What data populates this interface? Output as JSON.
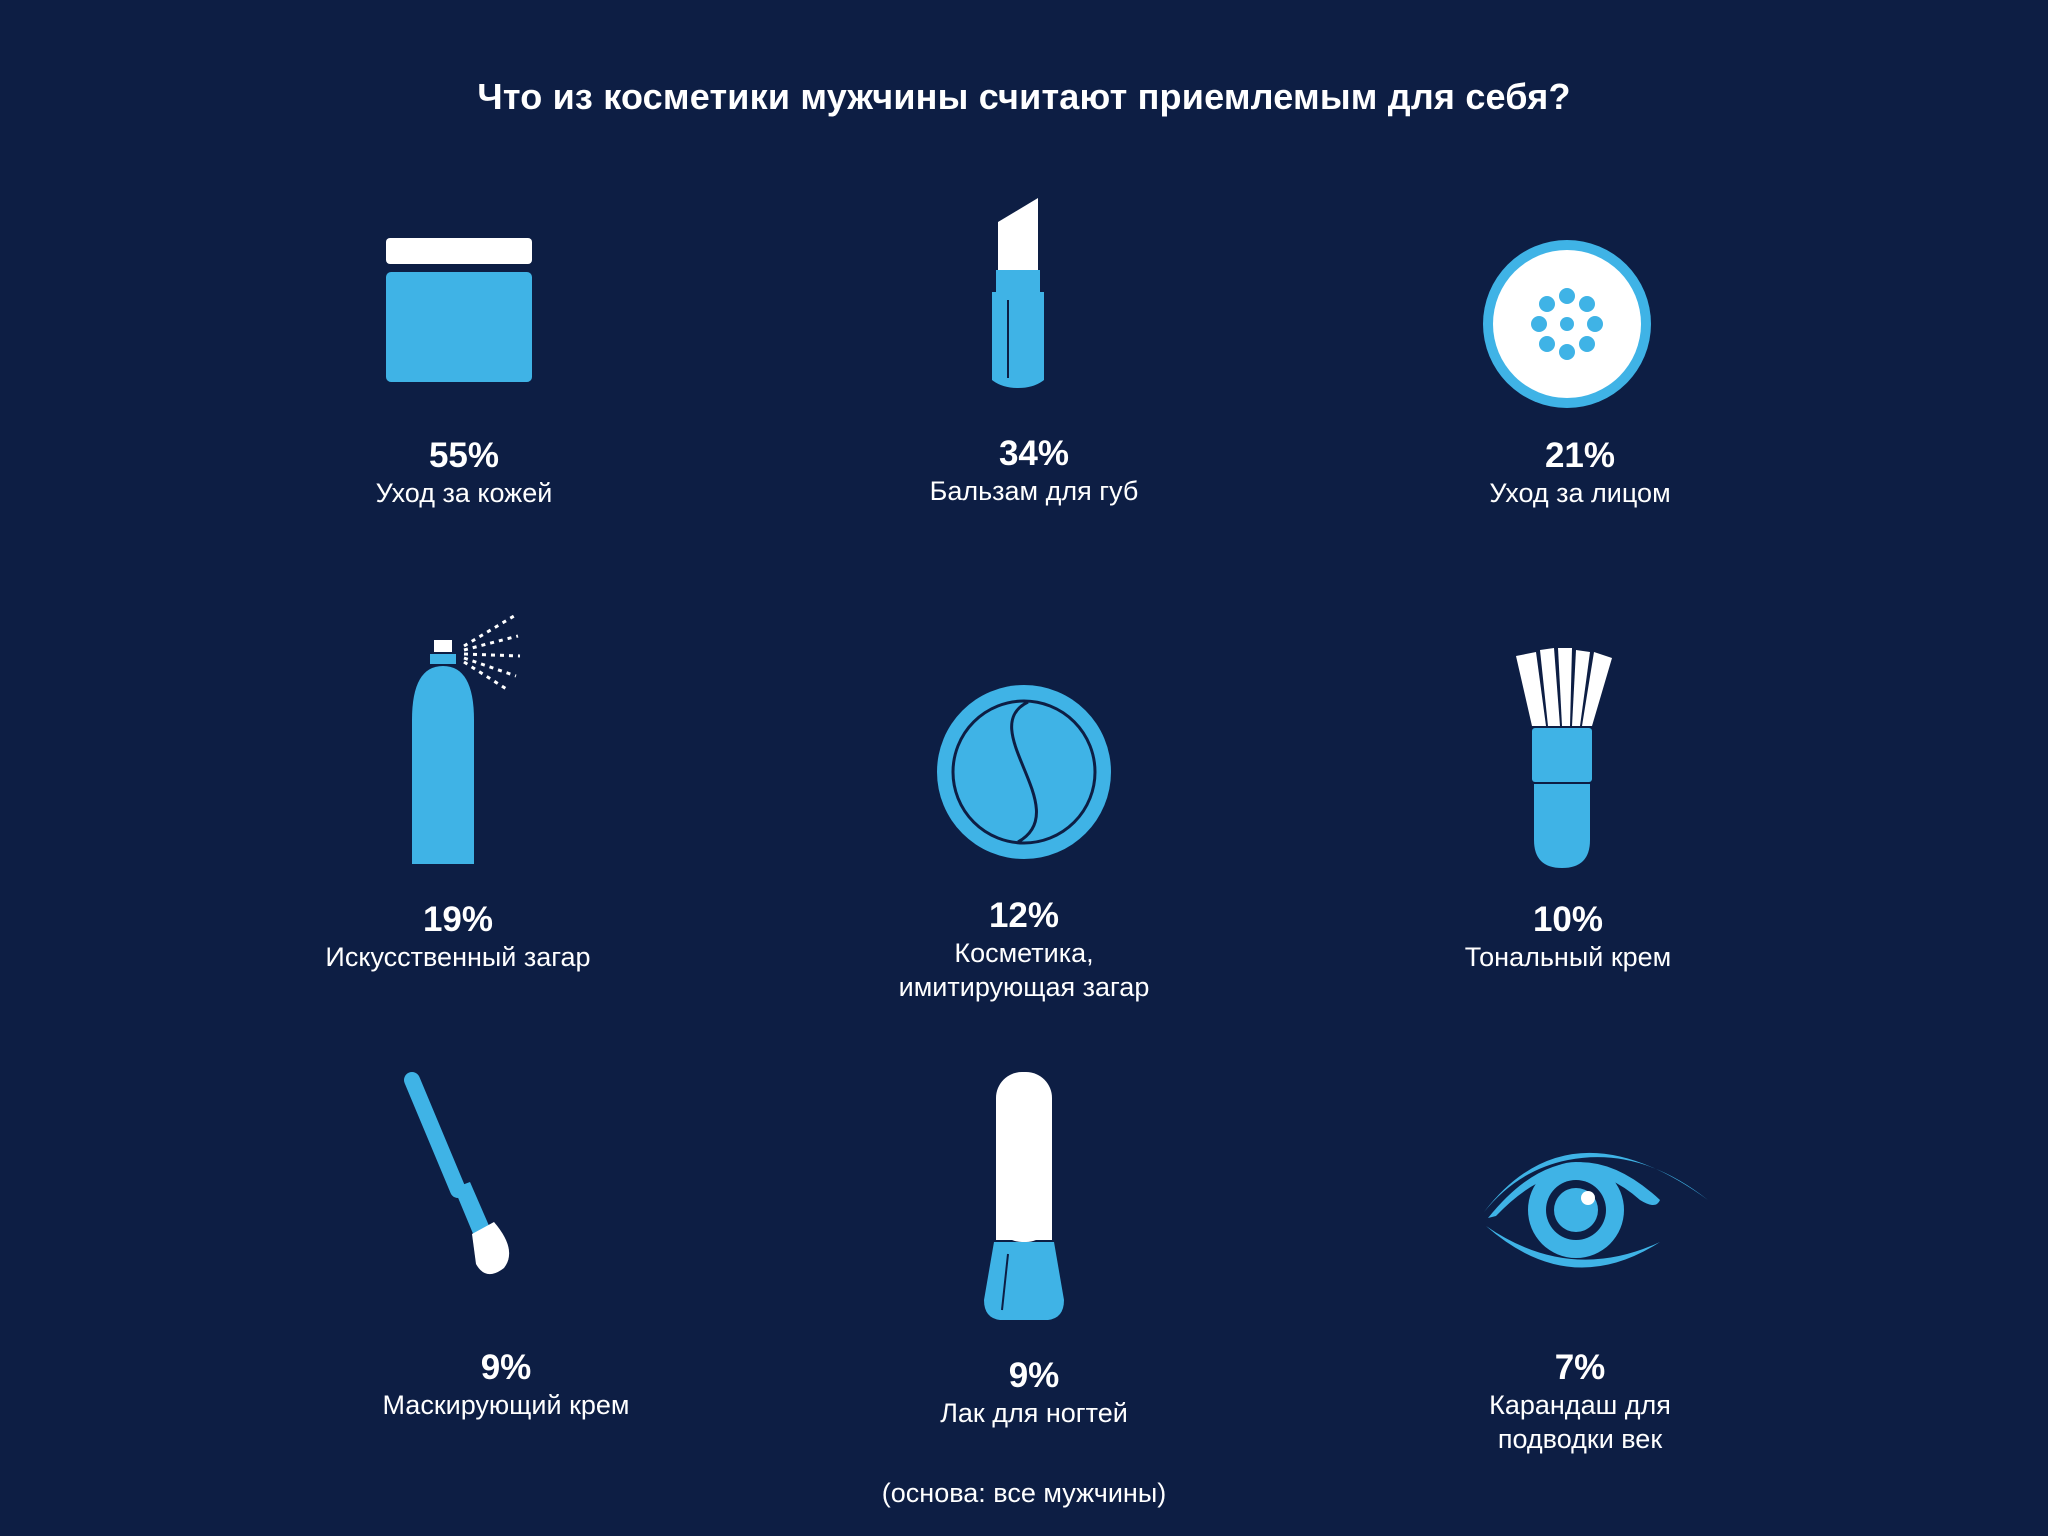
{
  "colors": {
    "background": "#0d1e44",
    "accent": "#3fb3e6",
    "text": "#ffffff"
  },
  "chart_data": {
    "type": "table",
    "title": "Что из косметики мужчины считают приемлемым для себя?",
    "note": "(основа: все мужчины)",
    "unit": "%",
    "items": [
      {
        "value": 55,
        "value_label": "55%",
        "label": "Уход за кожей",
        "icon": "cream-jar-icon"
      },
      {
        "value": 34,
        "value_label": "34%",
        "label": "Бальзам для губ",
        "icon": "lipstick-icon"
      },
      {
        "value": 21,
        "value_label": "21%",
        "label": "Уход за лицом",
        "icon": "face-care-icon"
      },
      {
        "value": 19,
        "value_label": "19%",
        "label": "Искусственный загар",
        "icon": "spray-can-icon"
      },
      {
        "value": 12,
        "value_label": "12%",
        "label": "Косметика, имитирующая загар",
        "label_lines": [
          "Косметика,",
          "имитирующая загар"
        ],
        "icon": "bronzer-compact-icon"
      },
      {
        "value": 10,
        "value_label": "10%",
        "label": "Тональный крем",
        "icon": "foundation-brush-icon"
      },
      {
        "value": 9,
        "value_label": "9%",
        "label": "Маскирующий крем",
        "icon": "concealer-brush-icon"
      },
      {
        "value": 9,
        "value_label": "9%",
        "label": "Лак для ногтей",
        "icon": "nail-polish-icon"
      },
      {
        "value": 7,
        "value_label": "7%",
        "label": "Карандаш для подводки век",
        "label_lines": [
          "Карандаш для",
          "подводки век"
        ],
        "icon": "eye-icon"
      }
    ]
  }
}
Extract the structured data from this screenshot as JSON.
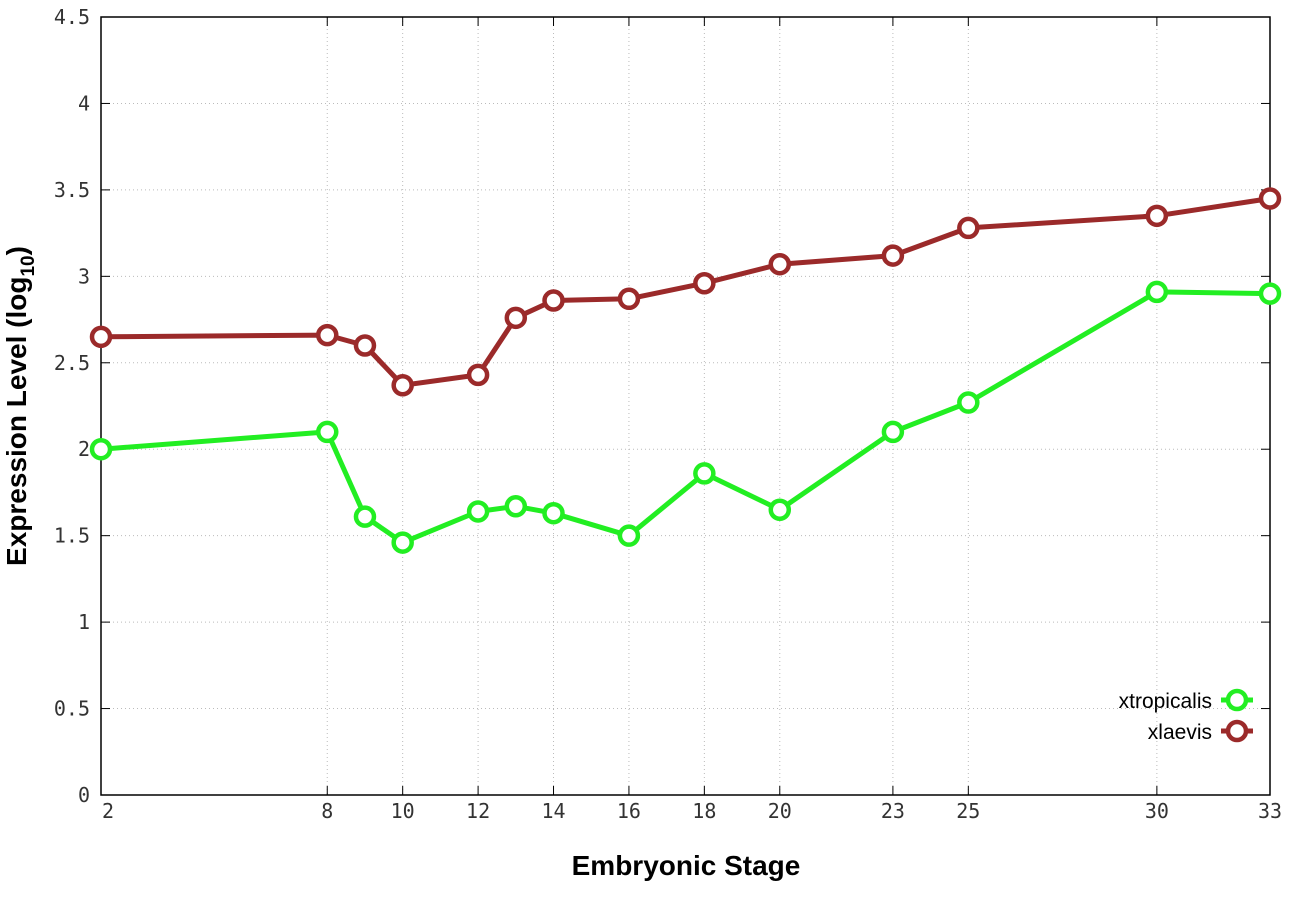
{
  "chart_data": {
    "type": "line",
    "xlabel": "Embryonic Stage",
    "ylabel_main": "Expression Level (log",
    "ylabel_sub": "10",
    "ylabel_close": ")",
    "xlim": [
      2,
      33
    ],
    "ylim": [
      0,
      4.5
    ],
    "x_ticks": [
      2,
      8,
      10,
      12,
      14,
      16,
      18,
      20,
      23,
      25,
      30,
      33
    ],
    "y_ticks": [
      0,
      0.5,
      1,
      1.5,
      2,
      2.5,
      3,
      3.5,
      4,
      4.5
    ],
    "y_tick_labels": [
      "0",
      "0.5",
      "1",
      "1.5",
      "2",
      "2.5",
      "3",
      "3.5",
      "4",
      "4.5"
    ],
    "grid": true,
    "legend_position": "bottom-right",
    "x": [
      2,
      8,
      9,
      10,
      12,
      13,
      14,
      16,
      18,
      20,
      23,
      25,
      30,
      33
    ],
    "series": [
      {
        "name": "xtropicalis",
        "color": "#22ee22",
        "values": [
          2.0,
          2.1,
          1.61,
          1.46,
          1.64,
          1.67,
          1.63,
          1.5,
          1.86,
          1.65,
          2.1,
          2.27,
          2.91,
          2.9
        ]
      },
      {
        "name": "xlaevis",
        "color": "#9b2a2a",
        "values": [
          2.65,
          2.66,
          2.6,
          2.37,
          2.43,
          2.76,
          2.86,
          2.87,
          2.96,
          3.07,
          3.12,
          3.28,
          3.35,
          3.45
        ]
      }
    ]
  }
}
........
#### THE TASK:
Copy every line of the listing where the word "загар" appears.

#### SOLUTION BELOW:
        "label": "Искусственный загар",
        "label": "Косметика, имитирующая загар",
          "имитирующая загар"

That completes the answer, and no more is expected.